* **Entries supplied**

◆ ◆ ◆ ◆ ◆ ◆ ◆

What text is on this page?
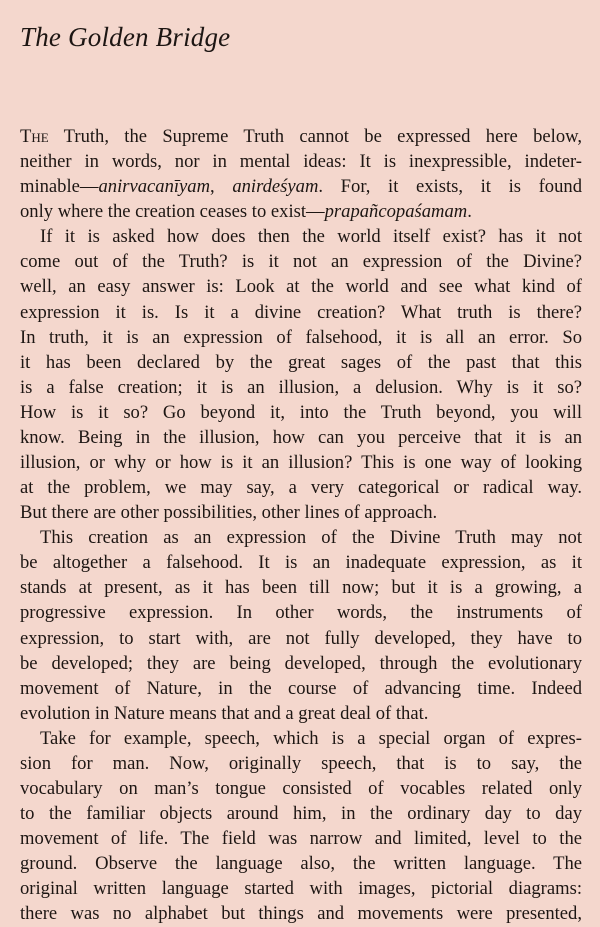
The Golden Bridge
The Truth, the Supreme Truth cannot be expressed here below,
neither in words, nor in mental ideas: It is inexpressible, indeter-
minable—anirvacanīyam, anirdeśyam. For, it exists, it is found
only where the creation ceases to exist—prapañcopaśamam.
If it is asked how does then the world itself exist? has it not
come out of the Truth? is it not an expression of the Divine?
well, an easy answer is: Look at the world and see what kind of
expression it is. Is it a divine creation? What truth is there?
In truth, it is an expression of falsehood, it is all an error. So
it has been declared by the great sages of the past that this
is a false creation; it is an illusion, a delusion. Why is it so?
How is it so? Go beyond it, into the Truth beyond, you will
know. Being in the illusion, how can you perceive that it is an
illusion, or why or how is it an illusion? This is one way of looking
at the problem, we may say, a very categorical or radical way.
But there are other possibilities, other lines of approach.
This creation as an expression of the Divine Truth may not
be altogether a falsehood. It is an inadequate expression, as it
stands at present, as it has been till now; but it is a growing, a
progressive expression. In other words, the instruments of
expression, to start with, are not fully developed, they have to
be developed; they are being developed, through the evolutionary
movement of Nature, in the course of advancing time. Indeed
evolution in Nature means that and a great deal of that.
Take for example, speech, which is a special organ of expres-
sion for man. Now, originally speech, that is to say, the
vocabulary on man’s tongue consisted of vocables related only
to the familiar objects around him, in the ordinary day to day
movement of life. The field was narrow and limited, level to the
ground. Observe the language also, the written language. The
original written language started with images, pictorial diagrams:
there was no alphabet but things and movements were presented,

◆ ◆ ◆ ◆ ◆ ◆ ◆

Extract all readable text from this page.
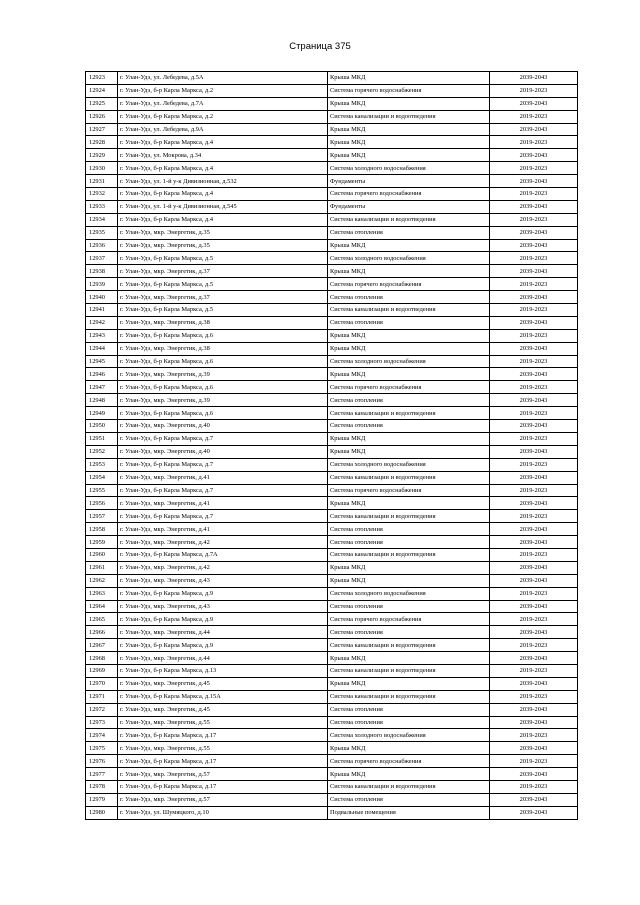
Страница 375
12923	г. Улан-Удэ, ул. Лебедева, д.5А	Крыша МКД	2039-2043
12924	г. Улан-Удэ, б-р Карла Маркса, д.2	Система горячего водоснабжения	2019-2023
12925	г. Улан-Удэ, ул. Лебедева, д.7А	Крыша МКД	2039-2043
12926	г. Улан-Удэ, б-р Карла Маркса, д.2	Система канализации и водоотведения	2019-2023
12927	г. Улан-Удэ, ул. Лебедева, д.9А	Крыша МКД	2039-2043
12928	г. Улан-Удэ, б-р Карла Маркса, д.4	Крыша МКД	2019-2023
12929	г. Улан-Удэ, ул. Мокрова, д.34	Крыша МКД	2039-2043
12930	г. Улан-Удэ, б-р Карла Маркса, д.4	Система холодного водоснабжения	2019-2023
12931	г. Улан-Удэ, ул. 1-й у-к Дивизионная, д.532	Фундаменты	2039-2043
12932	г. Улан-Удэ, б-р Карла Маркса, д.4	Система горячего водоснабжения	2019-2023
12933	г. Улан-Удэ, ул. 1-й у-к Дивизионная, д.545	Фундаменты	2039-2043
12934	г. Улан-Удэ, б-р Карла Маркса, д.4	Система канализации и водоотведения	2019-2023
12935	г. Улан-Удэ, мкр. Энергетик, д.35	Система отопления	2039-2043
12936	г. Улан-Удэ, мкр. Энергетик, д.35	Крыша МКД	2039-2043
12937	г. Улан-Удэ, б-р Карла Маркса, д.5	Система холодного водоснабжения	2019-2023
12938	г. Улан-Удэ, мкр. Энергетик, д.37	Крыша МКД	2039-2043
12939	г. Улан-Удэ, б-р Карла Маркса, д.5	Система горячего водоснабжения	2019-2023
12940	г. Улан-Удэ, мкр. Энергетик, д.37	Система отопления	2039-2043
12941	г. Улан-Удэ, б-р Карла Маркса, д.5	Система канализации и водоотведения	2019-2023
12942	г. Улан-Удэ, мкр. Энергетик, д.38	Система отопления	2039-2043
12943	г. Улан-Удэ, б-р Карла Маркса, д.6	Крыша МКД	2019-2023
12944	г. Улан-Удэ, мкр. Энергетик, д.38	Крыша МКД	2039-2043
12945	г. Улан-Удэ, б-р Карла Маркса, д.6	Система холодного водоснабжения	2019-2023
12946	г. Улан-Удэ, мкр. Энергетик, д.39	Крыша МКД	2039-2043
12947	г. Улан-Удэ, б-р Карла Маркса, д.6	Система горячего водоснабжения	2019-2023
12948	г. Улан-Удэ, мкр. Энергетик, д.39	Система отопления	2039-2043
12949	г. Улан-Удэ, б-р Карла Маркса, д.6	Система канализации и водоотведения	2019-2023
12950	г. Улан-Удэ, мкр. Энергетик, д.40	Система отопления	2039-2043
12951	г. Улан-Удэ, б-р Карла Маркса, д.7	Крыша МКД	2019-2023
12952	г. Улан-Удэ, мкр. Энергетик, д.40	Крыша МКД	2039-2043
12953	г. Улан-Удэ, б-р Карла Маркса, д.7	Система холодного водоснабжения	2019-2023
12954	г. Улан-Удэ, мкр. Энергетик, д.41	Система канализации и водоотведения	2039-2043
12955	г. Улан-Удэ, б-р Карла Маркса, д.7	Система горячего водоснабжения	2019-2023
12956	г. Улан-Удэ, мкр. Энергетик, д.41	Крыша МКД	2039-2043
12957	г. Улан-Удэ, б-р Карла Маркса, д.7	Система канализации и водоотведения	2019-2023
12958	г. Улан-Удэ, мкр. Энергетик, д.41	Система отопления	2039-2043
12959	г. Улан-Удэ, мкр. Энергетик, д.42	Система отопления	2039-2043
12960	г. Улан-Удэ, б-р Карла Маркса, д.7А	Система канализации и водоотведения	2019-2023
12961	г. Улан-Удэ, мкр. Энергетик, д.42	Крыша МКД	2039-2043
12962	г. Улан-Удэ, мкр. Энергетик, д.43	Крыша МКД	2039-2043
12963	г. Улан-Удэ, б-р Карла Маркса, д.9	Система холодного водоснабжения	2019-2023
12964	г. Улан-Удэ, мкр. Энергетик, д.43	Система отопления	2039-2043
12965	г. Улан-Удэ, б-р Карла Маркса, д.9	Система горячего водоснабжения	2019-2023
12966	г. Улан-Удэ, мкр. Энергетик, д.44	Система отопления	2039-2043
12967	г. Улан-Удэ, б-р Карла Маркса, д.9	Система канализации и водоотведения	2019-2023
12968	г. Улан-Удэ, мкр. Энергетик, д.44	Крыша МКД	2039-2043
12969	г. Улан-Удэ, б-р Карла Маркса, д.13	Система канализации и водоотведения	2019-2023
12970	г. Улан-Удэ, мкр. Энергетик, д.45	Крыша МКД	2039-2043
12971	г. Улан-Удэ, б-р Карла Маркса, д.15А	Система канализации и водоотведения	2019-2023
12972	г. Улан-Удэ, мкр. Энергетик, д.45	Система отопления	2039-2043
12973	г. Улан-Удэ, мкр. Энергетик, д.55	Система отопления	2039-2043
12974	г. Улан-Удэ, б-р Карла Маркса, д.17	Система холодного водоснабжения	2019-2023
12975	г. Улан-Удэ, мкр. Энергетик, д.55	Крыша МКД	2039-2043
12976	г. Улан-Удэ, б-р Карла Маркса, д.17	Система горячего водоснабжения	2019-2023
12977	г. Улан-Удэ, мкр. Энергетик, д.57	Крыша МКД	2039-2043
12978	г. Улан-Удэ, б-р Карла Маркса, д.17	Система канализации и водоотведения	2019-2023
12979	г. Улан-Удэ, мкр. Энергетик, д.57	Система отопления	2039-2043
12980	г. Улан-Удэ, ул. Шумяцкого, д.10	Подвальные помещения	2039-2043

◆ ◆ ◆ ◆ ◆ ◆ ◆

* **Task description**
Pull every line containing "world" from the data.

* **In response**
If it is asked how does then the world itself exist? has it not
well, an easy answer is: Look at the world and see what kind of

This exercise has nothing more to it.